* Given instruction
Please quote the material exactly, every line of it.
--- Given entries ---
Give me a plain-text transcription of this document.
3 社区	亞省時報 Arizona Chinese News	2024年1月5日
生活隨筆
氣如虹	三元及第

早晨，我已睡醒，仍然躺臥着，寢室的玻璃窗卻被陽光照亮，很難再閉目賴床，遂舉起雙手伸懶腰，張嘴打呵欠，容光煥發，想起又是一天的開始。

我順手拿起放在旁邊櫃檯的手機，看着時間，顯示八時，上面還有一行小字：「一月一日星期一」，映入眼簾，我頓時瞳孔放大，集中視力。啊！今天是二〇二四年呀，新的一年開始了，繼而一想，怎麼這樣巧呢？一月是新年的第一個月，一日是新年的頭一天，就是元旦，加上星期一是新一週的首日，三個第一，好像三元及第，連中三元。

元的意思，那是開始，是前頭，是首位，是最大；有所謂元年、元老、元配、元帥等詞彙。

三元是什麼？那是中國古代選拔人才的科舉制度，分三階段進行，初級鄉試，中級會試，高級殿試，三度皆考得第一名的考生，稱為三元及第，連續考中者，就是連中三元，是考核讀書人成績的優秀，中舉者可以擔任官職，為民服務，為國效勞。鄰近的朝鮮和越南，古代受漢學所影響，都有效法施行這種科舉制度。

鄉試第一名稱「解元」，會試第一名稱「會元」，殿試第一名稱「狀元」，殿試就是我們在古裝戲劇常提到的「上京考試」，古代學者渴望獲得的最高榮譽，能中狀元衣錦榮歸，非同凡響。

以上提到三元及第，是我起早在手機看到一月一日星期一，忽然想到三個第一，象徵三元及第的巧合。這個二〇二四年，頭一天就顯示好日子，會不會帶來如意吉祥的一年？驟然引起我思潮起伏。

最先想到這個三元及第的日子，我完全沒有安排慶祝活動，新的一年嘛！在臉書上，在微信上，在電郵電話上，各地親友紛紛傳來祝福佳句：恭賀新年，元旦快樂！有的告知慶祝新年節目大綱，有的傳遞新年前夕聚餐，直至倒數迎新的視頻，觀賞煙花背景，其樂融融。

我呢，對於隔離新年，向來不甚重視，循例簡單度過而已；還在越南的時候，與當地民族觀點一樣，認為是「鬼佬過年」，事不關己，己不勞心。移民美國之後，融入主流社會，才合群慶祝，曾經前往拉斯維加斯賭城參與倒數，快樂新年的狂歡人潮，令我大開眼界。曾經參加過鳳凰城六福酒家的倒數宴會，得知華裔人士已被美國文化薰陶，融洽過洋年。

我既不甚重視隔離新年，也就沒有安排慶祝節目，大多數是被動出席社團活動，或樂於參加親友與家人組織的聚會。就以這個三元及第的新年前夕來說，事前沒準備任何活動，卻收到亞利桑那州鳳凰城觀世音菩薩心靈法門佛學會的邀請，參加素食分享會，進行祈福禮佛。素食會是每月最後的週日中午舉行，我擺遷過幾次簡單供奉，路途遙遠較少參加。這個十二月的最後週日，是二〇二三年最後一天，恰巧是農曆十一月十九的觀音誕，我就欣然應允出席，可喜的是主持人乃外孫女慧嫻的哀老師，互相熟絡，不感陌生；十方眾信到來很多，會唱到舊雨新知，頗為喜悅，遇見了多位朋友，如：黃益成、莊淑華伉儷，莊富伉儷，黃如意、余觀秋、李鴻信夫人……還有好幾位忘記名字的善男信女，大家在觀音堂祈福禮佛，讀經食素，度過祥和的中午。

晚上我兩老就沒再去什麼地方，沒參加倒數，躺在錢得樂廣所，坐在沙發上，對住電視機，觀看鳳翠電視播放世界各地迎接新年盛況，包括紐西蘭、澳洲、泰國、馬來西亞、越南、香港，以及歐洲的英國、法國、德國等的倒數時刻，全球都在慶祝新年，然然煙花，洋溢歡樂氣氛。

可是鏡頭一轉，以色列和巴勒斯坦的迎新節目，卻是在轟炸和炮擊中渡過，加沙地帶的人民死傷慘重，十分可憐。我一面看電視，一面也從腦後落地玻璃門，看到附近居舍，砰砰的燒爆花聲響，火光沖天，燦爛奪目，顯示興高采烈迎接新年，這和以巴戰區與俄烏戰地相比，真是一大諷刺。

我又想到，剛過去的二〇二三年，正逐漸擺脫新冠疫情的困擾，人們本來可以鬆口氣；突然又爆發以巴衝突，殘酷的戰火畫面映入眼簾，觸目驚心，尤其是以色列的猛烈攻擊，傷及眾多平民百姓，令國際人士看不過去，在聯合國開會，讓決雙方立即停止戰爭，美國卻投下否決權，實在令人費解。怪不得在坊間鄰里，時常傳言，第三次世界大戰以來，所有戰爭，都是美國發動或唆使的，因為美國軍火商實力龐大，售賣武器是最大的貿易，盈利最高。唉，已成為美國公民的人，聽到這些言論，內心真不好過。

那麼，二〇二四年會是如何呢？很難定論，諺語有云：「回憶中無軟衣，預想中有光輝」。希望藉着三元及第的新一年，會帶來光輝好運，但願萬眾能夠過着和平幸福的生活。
---
* Written solution
Give me a plain-text transcription of this document.
3 社区	亞省時報 Arizona Chinese News	2024年1月5日
生活隨筆
氣如虹	三元及第

早晨，我已睡醒，仍然躺臥着，寢室的玻璃窗卻被陽光照亮，很難再閉目賴床，遂舉起雙手伸懶腰，張嘴打呵欠，容光煥發，想起又是一天的開始。

我順手拿起放在旁邊櫃檯的手機，看着時間，顯示八時，上面還有一行小字：「一月一日星期一」，映入眼簾，我頓時瞳孔放大，集中視力。啊！今天是二〇二四年呀，新的一年開始了，繼而一想，怎麼這樣巧呢？一月是新年的第一個月，一日是新年的頭一天，就是元旦，加上星期一是新一週的首日，三個第一，好像三元及第，連中三元。

元的意思，那是開始，是前頭，是首位，是最大；有所謂元年、元老、元配、元帥等詞彙。

三元是什麼？那是中國古代選拔人才的科舉制度，分三階段進行，初級鄉試，中級會試，高級殿試，三度皆考得第一名的考生，稱為三元及第，連續考中者，就是連中三元，是考核讀書人成績的優秀，中舉者可以擔任官職，為民服務，為國效勞。鄰近的朝鮮和越南，古代受漢學所影響，都有效法施行這種科舉制度。

鄉試第一名稱「解元」，會試第一名稱「會元」，殿試第一名稱「狀元」，殿試就是我們在古裝戲劇常提到的「上京考試」，古代學者渴望獲得的最高榮譽，能中狀元衣錦榮歸，非同凡響。

以上提到三元及第，是我起早在手機看到一月一日星期一，忽然想到三個第一，象徵三元及第的巧合。這個二〇二四年，頭一天就顯示好日子，會不會帶來如意吉祥的一年？驟然引起我思潮起伏。

最先想到這個三元及第的日子，我完全沒有安排慶祝活動，新的一年嘛！在臉書上，在微信上，在電郵電話上，各地親友紛紛傳來祝福佳句：恭賀新年，元旦快樂！有的告知慶祝新年節目大綱，有的傳遞新年前夕聚餐，直至倒數迎新的視頻，觀賞煙花背景，其樂融融。

我呢，對於隔離新年，向來不甚重視，循例簡單度過而已；還在越南的時候，與當地民族觀點一樣，認為是「鬼佬過年」，事不關己，己不勞心。移民美國之後，融入主流社會，才合群慶祝，曾經前往拉斯維加斯賭城參與倒數，快樂新年的狂歡人潮，令我大開眼界。曾經參加過鳳凰城六福酒家的倒數宴會，得知華裔人士已被美國文化薰陶，融洽過洋年。

我既不甚重視隔離新年，也就沒有安排慶祝節目，大多數是被動出席社團活動，或樂於參加親友與家人組織的聚會。就以這個三元及第的新年前夕來說，事前沒準備任何活動，卻收到亞利桑那州鳳凰城觀世音菩薩心靈法門佛學會的邀請，參加素食分享會，進行祈福禮佛。素食會是每月最後的週日中午舉行，我擺遷過幾次簡單供奉，路途遙遠較少參加。這個十二月的最後週日，是二〇二三年最後一天，恰巧是農曆十一月十九的觀音誕，我就欣然應允出席，可喜的是主持人乃外孫女慧嫻的哀老師，互相熟絡，不感陌生；十方眾信到來很多，會唱到舊雨新知，頗為喜悅，遇見了多位朋友，如：黃益成、莊淑華伉儷，莊富伉儷，黃如意、余觀秋、李鴻信夫人……還有好幾位忘記名字的善男信女，大家在觀音堂祈福禮佛，讀經食素，度過祥和的中午。

晚上我兩老就沒再去什麼地方，沒參加倒數，躺在錢得樂廣所，坐在沙發上，對住電視機，觀看鳳翠電視播放世界各地迎接新年盛況，包括紐西蘭、澳洲、泰國、馬來西亞、越南、香港，以及歐洲的英國、法國、德國等的倒數時刻，全球都在慶祝新年，然然煙花，洋溢歡樂氣氛。

可是鏡頭一轉，以色列和巴勒斯坦的迎新節目，卻是在轟炸和炮擊中渡過，加沙地帶的人民死傷慘重，十分可憐。我一面看電視，一面也從腦後落地玻璃門，看到附近居舍，砰砰的燒爆花聲響，火光沖天，燦爛奪目，顯示興高采烈迎接新年，這和以巴戰區與俄烏戰地相比，真是一大諷刺。

我又想到，剛過去的二〇二三年，正逐漸擺脫新冠疫情的困擾，人們本來可以鬆口氣；突然又爆發以巴衝突，殘酷的戰火畫面映入眼簾，觸目驚心，尤其是以色列的猛烈攻擊，傷及眾多平民百姓，令國際人士看不過去，在聯合國開會，讓決雙方立即停止戰爭，美國卻投下否決權，實在令人費解。怪不得在坊間鄰里，時常傳言，第三次世界大戰以來，所有戰爭，都是美國發動或唆使的，因為美國軍火商實力龐大，售賣武器是最大的貿易，盈利最高。唉，已成為美國公民的人，聽到這些言論，內心真不好過。

那麼，二〇二四年會是如何呢？很難定論，諺語有云：「回憶中無軟衣，預想中有光輝」。希望藉着三元及第的新一年，會帶來光輝好運，但願萬眾能夠過着和平幸福的生活。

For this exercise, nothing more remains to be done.